Pick out every line that holds the string "JSON" and copy it.

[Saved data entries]
[BEGIN]
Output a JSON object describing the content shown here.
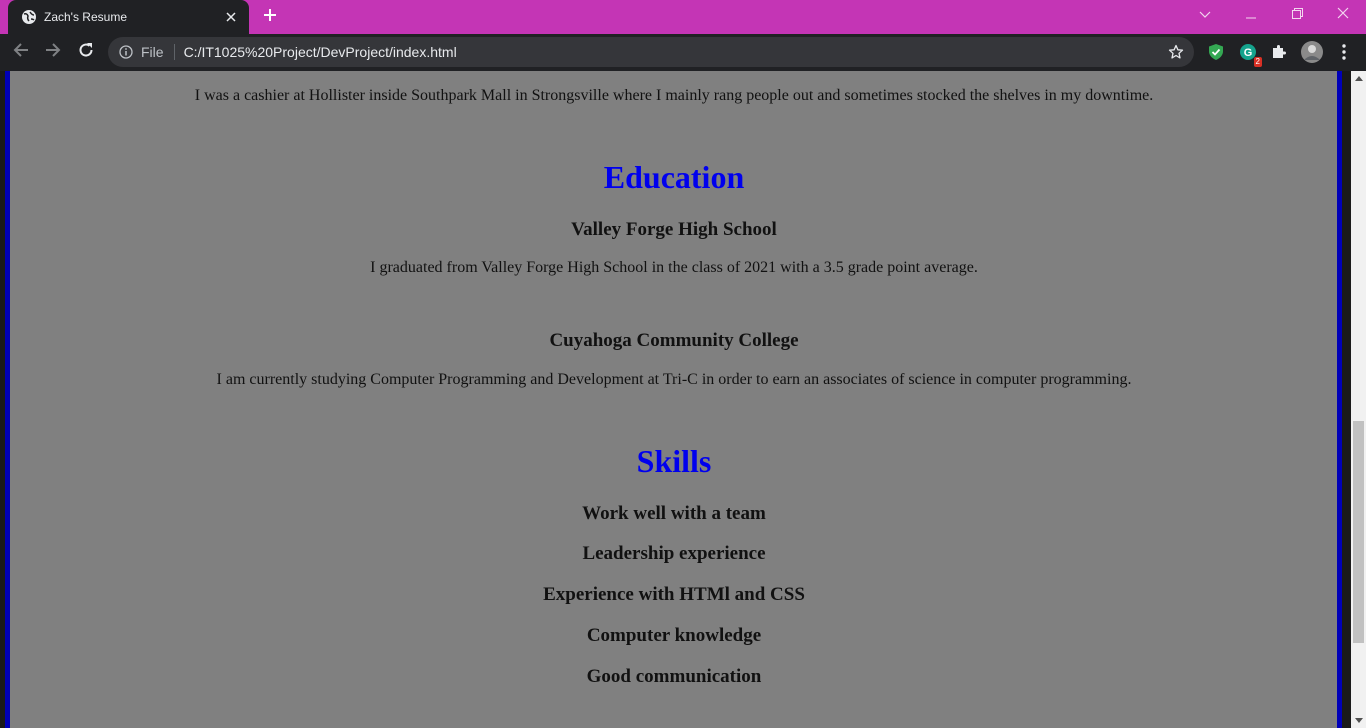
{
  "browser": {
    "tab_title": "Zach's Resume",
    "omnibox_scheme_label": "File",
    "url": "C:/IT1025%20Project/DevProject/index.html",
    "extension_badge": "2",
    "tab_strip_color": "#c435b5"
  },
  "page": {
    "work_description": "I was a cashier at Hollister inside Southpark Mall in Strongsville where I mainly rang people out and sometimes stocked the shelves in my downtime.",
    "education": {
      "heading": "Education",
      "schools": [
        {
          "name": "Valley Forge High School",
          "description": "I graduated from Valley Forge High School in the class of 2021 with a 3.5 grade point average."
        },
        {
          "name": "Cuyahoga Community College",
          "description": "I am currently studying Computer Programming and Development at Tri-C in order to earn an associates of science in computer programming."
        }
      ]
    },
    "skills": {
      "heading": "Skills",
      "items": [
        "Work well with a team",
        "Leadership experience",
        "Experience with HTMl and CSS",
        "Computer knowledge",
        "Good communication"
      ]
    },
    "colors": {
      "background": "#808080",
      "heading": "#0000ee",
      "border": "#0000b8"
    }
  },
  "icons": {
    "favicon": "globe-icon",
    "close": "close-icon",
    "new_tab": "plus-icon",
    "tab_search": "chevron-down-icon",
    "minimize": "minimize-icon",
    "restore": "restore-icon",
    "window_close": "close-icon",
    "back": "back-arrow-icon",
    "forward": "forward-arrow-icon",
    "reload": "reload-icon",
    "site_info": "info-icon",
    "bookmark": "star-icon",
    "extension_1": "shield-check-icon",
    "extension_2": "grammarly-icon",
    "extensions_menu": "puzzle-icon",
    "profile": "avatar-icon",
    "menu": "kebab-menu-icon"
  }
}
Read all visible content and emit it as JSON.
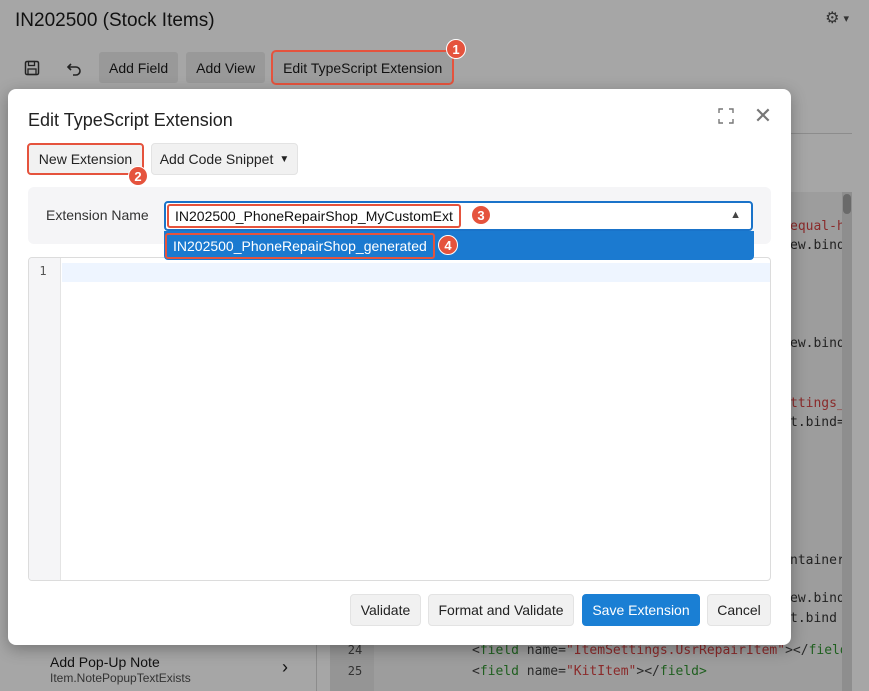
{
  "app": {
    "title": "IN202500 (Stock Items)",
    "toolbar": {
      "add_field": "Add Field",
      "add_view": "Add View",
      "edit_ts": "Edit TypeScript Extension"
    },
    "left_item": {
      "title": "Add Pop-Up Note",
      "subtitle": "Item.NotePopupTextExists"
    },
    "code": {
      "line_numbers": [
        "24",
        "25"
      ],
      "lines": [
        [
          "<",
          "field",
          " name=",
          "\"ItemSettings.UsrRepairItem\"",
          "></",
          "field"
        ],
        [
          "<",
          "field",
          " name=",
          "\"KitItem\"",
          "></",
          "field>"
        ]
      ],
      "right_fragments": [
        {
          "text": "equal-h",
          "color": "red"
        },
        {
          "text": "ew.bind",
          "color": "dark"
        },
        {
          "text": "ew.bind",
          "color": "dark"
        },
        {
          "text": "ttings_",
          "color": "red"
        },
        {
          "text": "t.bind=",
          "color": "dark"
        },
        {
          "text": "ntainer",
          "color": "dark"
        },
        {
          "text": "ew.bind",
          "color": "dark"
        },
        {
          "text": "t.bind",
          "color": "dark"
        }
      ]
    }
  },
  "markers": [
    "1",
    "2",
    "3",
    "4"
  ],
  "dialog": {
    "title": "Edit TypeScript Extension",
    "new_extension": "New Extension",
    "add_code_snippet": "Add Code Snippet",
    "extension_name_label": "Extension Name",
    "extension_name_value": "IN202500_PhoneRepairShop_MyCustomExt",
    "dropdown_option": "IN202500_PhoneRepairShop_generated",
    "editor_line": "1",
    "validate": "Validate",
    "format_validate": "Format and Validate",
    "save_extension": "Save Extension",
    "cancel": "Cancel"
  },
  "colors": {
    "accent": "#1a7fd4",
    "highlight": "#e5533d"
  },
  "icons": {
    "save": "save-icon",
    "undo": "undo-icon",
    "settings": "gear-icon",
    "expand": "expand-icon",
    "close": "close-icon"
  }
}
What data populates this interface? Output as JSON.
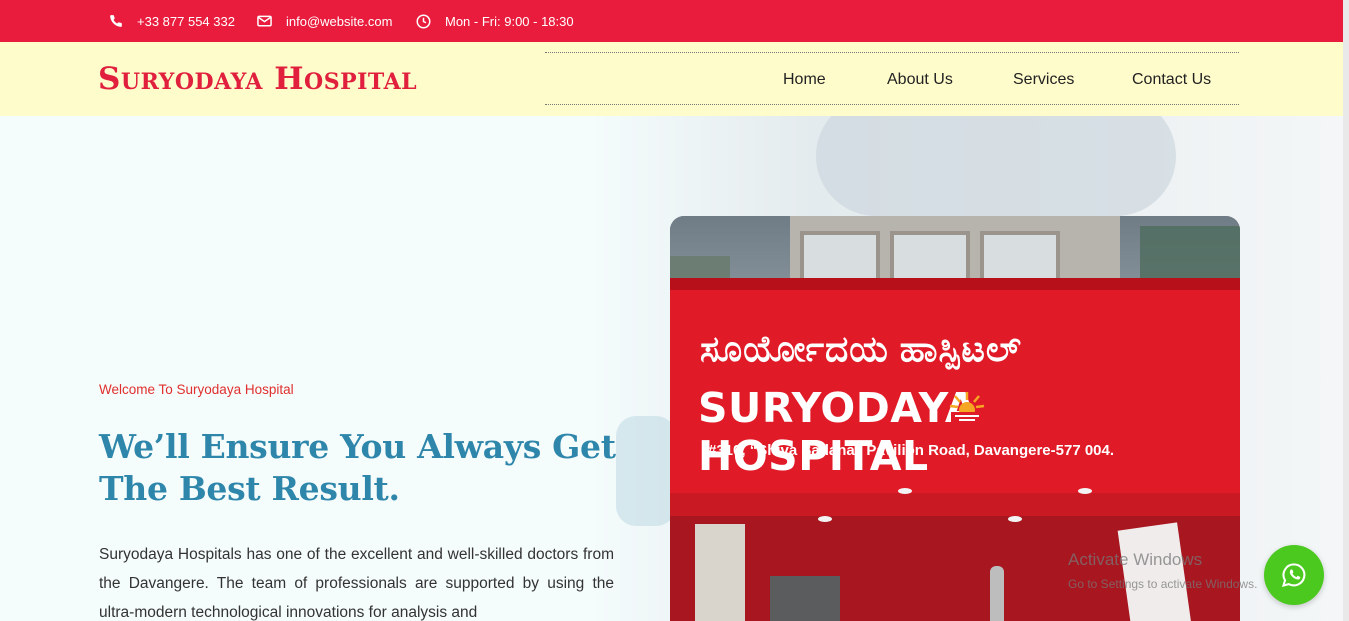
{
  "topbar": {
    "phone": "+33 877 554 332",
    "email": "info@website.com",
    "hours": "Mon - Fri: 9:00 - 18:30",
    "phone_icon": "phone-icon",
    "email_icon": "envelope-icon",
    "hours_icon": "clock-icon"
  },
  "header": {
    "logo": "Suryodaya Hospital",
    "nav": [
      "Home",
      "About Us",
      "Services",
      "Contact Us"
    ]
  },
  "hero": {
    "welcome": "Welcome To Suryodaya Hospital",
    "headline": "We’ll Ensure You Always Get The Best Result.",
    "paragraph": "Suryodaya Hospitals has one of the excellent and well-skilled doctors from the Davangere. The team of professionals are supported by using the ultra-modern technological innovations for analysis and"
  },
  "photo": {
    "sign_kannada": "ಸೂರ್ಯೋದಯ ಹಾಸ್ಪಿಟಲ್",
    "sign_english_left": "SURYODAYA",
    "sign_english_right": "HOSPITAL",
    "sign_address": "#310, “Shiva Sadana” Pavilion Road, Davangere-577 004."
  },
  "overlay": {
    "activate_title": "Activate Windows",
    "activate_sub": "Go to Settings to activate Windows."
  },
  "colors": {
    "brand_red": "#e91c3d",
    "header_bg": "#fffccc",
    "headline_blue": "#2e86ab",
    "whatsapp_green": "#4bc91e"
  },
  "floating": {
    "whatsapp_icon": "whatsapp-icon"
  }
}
[END]
[BEGIN]
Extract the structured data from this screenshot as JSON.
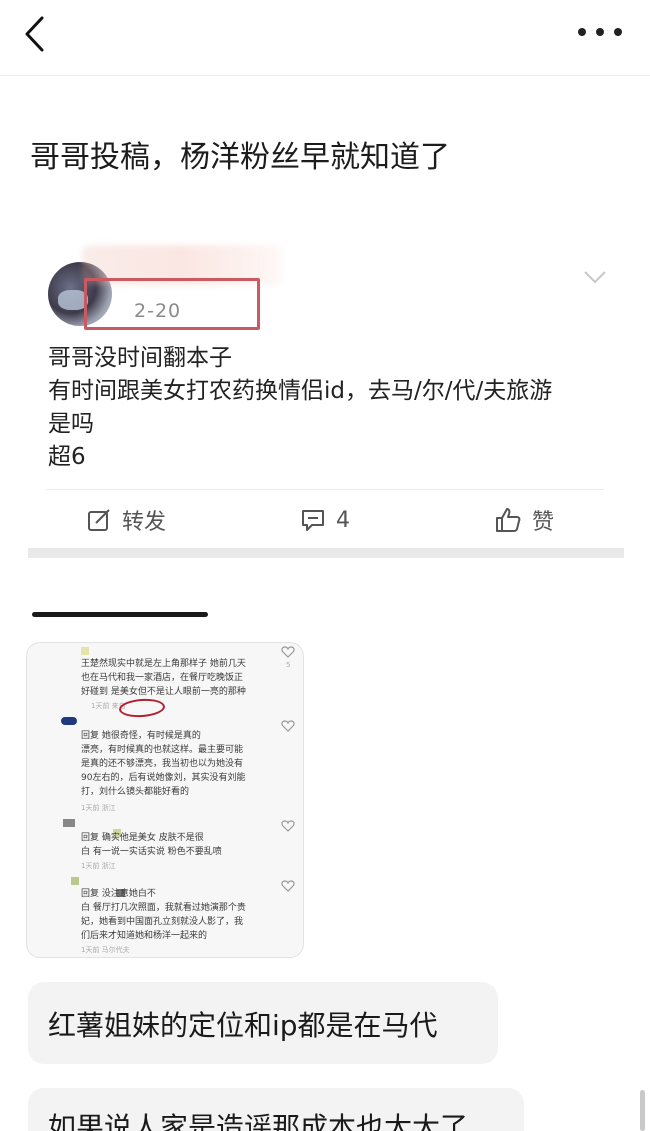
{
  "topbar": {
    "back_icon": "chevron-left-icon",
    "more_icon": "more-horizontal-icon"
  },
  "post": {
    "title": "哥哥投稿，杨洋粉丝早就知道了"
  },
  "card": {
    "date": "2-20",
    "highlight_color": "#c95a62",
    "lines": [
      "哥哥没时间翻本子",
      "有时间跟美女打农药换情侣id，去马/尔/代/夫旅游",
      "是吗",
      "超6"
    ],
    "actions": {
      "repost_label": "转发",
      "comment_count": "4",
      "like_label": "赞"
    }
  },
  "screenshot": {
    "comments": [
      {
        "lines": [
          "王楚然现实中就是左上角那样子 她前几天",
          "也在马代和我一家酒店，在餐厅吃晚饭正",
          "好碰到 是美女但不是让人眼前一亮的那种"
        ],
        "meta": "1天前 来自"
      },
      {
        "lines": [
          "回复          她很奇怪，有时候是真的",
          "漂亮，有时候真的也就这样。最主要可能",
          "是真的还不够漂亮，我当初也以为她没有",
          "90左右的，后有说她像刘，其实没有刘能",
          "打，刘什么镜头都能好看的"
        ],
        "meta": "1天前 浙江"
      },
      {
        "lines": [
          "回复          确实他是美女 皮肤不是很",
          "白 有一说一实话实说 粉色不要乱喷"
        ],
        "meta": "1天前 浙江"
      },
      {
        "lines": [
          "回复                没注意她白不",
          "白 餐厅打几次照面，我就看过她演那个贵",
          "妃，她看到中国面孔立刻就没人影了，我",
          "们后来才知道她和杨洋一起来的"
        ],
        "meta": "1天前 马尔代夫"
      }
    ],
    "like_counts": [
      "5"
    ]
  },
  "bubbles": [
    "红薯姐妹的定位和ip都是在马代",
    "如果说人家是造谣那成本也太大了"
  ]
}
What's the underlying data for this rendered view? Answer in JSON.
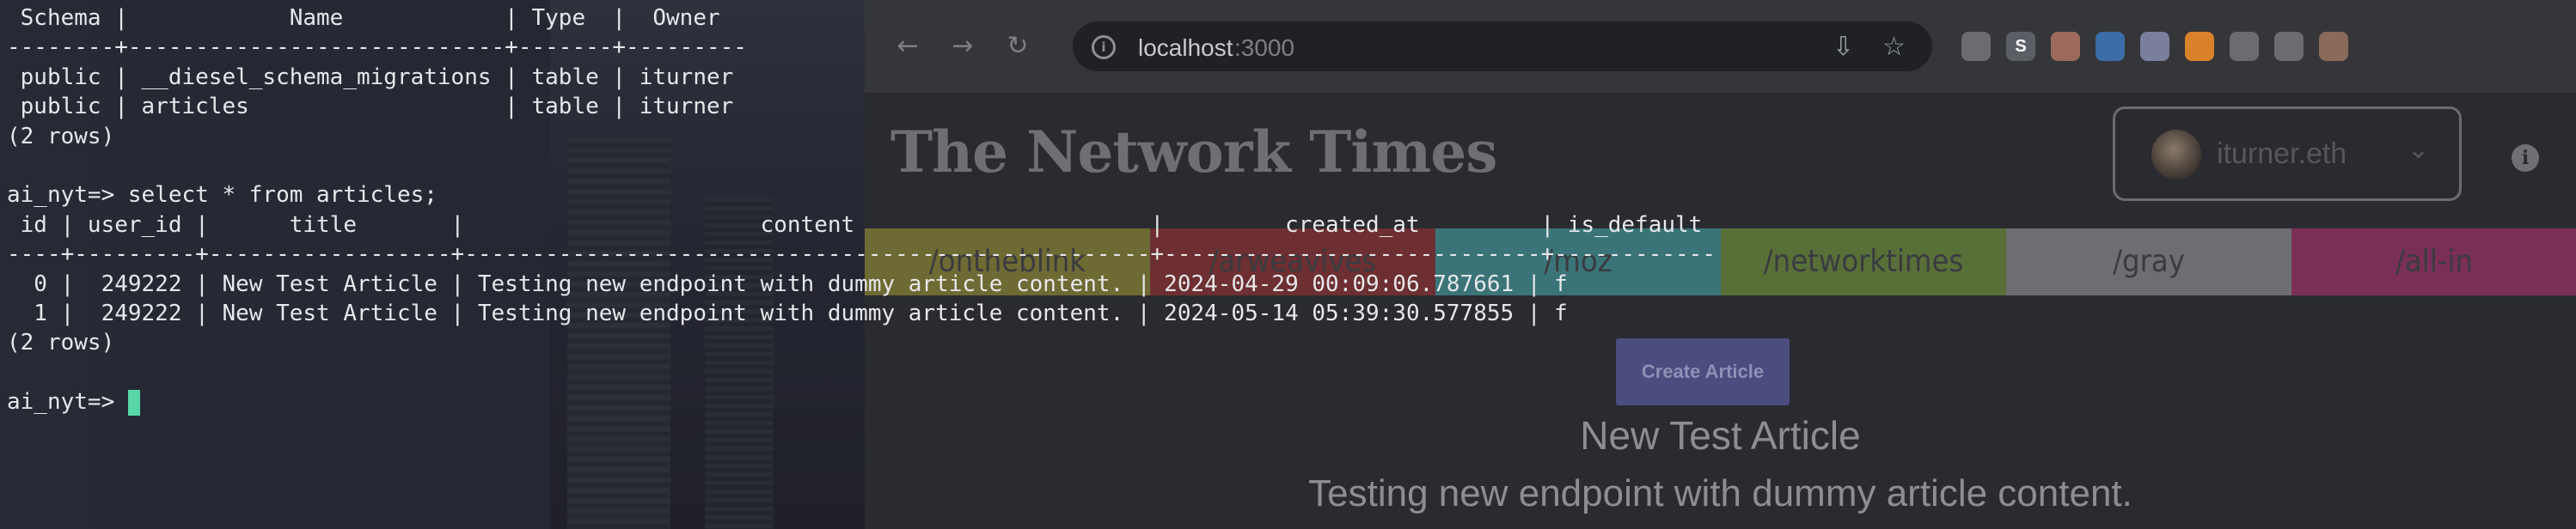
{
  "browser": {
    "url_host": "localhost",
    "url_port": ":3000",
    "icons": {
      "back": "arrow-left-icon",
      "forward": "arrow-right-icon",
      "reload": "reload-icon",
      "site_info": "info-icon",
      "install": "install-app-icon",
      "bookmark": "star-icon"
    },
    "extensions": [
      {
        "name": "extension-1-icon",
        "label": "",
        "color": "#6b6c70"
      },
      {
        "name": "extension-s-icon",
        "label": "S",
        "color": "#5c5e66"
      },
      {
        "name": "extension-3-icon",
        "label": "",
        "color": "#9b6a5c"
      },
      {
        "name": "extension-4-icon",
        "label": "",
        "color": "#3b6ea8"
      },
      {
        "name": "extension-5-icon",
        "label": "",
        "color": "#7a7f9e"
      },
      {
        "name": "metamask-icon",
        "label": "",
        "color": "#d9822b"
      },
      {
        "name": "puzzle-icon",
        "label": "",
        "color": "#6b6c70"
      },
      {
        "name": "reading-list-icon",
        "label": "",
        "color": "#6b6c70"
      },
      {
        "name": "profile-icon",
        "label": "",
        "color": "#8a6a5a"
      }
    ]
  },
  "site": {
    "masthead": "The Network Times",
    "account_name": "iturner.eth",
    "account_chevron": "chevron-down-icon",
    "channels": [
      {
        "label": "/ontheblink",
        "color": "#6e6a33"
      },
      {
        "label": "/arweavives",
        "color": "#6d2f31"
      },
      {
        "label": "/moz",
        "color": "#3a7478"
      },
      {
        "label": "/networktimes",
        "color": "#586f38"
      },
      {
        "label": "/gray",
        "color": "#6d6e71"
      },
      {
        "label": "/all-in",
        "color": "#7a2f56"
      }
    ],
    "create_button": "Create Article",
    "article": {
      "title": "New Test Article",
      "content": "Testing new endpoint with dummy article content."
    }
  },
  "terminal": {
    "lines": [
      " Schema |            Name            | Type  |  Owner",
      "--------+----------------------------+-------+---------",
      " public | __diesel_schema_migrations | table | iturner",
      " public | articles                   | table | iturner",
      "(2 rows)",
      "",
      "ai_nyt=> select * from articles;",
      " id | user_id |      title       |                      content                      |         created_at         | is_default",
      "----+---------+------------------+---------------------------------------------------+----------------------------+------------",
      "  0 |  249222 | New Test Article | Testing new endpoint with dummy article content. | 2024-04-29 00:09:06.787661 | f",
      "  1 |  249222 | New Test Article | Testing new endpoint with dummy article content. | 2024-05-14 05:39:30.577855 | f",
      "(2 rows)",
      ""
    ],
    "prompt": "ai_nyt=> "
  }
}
[END]
Worked solution:
Output a JSON object describing the content shown here.
Read all visible content and emit it as JSON.
What data populates this interface? Output as JSON.
Extract the structured data from this screenshot as JSON.
What's the underlying data for this rendered view? Answer in JSON.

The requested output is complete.